Determine the number of lines containing the word "this". Reply with it and nothing else.

++++

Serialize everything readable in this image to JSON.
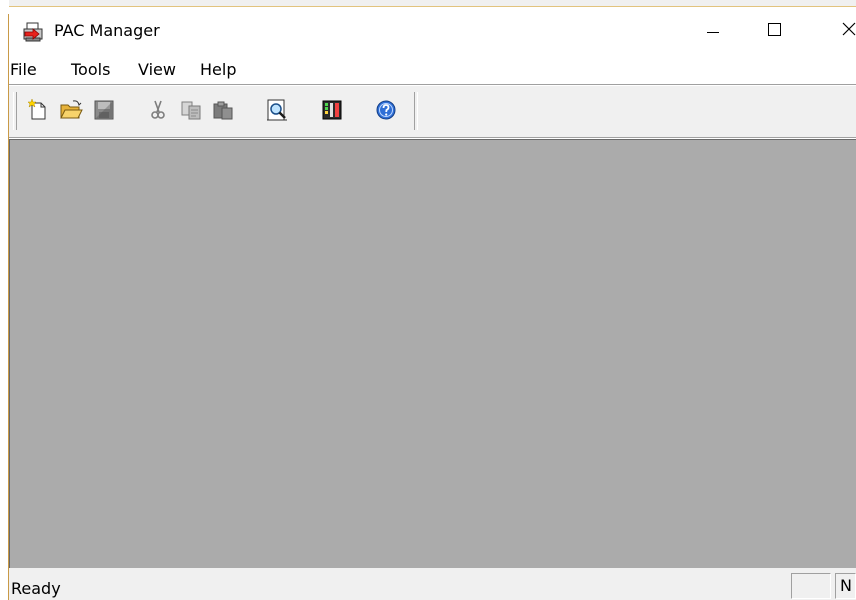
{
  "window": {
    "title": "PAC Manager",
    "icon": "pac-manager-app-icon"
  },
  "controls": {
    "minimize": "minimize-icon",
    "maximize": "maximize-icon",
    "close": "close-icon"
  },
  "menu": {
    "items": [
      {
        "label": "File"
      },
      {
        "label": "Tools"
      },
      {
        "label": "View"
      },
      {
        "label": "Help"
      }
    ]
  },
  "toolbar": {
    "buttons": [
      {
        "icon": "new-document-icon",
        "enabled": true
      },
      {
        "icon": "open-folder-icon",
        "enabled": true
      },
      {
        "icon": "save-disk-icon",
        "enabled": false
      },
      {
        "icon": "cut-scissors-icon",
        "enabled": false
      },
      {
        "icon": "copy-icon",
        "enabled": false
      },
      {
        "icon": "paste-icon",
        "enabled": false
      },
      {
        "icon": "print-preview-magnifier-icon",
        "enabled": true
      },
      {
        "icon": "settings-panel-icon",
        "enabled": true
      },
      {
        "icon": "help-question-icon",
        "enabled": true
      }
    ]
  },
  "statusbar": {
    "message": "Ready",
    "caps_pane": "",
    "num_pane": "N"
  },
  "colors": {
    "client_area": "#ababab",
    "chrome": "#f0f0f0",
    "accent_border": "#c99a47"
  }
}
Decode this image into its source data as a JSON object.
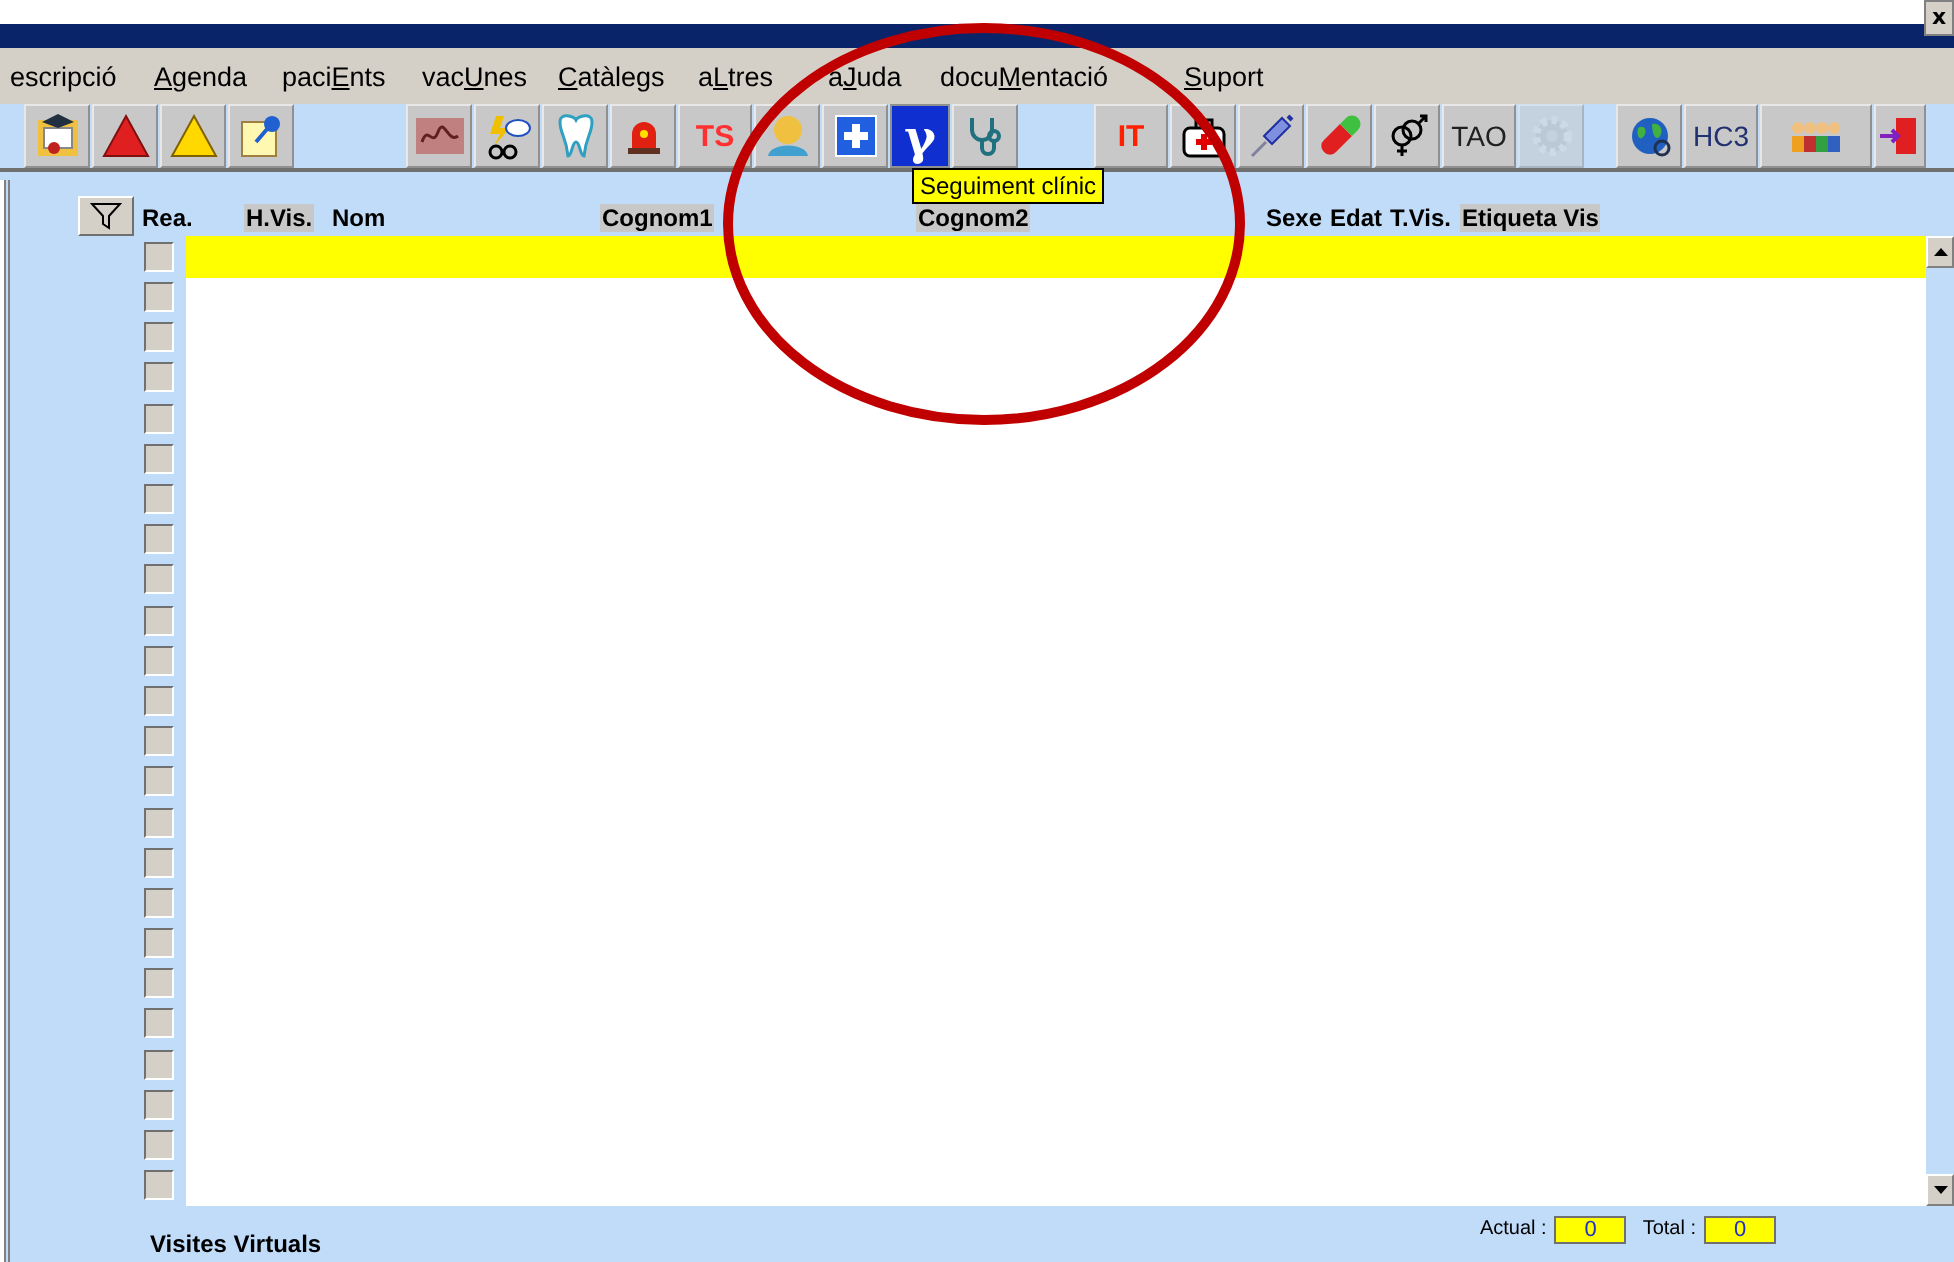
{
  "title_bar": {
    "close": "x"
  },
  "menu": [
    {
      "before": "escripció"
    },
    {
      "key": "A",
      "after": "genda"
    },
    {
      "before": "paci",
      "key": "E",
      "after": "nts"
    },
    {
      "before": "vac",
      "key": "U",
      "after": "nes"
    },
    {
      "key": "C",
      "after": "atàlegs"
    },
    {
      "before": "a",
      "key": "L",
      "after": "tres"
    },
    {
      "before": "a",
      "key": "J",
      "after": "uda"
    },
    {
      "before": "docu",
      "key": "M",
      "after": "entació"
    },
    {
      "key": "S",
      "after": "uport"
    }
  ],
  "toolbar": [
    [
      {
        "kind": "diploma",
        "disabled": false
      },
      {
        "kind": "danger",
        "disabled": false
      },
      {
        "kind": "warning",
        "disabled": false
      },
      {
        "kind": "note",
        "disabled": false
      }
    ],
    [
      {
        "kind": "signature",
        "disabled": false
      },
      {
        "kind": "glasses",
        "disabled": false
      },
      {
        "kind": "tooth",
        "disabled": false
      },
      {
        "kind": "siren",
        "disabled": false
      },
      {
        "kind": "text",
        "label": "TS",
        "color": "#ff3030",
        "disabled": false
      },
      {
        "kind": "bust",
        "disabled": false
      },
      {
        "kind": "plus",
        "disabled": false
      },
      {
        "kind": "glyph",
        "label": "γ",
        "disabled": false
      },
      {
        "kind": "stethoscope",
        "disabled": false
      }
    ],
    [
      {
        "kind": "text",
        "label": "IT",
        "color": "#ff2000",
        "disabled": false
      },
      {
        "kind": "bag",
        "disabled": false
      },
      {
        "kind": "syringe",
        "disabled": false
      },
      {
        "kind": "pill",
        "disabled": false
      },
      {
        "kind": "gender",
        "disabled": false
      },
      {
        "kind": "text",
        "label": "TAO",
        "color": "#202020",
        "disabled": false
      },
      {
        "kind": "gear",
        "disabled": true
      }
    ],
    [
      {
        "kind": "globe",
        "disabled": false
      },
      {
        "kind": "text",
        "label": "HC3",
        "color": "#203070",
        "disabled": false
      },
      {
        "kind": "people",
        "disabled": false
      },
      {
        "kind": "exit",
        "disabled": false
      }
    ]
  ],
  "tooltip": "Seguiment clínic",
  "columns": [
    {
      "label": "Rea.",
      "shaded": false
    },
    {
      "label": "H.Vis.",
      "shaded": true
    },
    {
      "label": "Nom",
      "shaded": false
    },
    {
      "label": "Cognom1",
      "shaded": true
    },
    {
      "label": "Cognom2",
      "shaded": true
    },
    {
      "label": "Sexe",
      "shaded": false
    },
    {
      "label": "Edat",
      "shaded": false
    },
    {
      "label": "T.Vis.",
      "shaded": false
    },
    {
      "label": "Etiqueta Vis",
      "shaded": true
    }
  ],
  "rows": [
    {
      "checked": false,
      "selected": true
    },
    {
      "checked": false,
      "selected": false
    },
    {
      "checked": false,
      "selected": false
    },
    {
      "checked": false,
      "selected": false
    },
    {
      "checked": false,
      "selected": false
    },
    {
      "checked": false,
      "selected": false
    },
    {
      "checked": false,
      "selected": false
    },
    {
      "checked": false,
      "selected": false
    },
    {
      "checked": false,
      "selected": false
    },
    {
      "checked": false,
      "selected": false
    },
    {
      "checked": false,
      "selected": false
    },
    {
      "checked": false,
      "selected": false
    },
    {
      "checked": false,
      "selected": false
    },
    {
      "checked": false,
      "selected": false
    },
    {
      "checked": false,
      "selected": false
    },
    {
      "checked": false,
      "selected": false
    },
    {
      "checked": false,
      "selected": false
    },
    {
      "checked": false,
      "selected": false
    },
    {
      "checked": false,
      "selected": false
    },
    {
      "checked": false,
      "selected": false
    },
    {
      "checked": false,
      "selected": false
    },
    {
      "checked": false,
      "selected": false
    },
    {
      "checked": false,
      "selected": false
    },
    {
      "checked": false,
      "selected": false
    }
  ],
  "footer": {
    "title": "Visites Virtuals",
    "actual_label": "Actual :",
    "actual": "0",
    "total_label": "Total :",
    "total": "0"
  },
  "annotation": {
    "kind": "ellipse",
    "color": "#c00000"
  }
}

++++

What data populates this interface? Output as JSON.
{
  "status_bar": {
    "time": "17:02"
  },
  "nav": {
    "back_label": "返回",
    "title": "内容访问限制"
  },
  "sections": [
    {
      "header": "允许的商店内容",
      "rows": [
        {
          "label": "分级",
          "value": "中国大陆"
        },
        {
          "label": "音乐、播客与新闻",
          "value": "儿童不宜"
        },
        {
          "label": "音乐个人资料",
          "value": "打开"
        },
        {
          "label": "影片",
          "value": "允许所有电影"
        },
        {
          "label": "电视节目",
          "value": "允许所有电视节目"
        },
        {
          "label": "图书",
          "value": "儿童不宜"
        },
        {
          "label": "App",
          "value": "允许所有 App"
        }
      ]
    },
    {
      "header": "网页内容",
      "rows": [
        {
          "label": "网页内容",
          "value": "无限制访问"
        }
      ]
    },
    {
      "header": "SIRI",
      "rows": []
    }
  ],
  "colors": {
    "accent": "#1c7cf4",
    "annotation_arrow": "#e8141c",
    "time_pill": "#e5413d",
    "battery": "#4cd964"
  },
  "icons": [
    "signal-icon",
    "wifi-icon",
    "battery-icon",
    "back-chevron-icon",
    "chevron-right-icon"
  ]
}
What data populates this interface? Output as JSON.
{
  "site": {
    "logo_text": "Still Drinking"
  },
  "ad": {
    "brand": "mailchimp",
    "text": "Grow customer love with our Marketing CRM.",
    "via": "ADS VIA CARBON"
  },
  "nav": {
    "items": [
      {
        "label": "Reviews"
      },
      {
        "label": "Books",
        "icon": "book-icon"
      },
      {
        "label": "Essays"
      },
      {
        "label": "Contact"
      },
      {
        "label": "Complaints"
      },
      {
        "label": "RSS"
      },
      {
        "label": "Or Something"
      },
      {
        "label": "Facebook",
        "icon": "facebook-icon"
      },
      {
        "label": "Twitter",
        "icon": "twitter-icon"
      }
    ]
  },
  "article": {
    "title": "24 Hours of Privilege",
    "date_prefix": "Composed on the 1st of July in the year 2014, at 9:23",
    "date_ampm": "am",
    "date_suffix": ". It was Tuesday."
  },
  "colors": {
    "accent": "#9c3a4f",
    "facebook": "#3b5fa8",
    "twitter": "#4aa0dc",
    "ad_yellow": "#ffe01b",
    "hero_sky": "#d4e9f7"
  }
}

++++

## In response
4